## PROVIDED DATA

____

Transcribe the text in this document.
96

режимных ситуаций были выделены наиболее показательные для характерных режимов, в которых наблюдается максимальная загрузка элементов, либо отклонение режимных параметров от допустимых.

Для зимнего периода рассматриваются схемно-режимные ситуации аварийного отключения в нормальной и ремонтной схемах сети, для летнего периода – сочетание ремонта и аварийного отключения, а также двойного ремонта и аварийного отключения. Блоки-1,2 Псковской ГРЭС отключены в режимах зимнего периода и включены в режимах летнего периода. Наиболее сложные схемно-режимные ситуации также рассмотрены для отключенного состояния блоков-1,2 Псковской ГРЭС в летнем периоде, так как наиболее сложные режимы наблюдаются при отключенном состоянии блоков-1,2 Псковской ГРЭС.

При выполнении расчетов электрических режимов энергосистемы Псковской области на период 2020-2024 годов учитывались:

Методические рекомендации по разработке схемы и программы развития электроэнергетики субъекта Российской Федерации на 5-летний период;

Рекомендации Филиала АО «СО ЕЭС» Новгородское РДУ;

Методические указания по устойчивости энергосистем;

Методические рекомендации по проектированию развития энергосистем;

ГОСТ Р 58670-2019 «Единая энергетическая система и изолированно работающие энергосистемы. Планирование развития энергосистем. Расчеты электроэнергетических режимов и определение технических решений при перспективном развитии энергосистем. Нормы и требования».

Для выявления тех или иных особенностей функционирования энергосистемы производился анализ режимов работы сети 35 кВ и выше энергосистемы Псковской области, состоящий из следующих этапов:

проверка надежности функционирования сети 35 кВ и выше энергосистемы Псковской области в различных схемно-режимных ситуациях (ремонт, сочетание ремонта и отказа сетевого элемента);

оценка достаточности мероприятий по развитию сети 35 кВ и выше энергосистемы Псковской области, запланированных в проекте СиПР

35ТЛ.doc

____

## REQUIREMENTS
In the entries above, identify every line with the word "сети". Copy those lines.

## FINAL ANSWER
Для зимнего периода рассматриваются схемно-режимные ситуации аварийного отключения в нормальной и ремонтной схемах сети, для летнего периода – сочетание ремонта и аварийного отключения, а также двойного ремонта и аварийного отключения. Блоки-1,2 Псковской ГРЭС отключены в режимах зимнего периода и включены в режимах летнего периода. Наиболее сложные схемно-режимные ситуации также рассмотрены для отключенного состояния блоков-1,2 Псковской ГРЭС в летнем периоде, так как наиболее сложные режимы наблюдаются при отключенном состоянии блоков-1,2 Псковской ГРЭС.
Для выявления тех или иных особенностей функционирования энергосистемы производился анализ режимов работы сети 35 кВ и выше энергосистемы Псковской области, состоящий из следующих этапов:
проверка надежности функционирования сети 35 кВ и выше энергосистемы Псковской области в различных схемно-режимных ситуациях (ремонт, сочетание ремонта и отказа сетевого элемента);
оценка достаточности мероприятий по развитию сети 35 кВ и выше энергосистемы Псковской области, запланированных в проекте СиПР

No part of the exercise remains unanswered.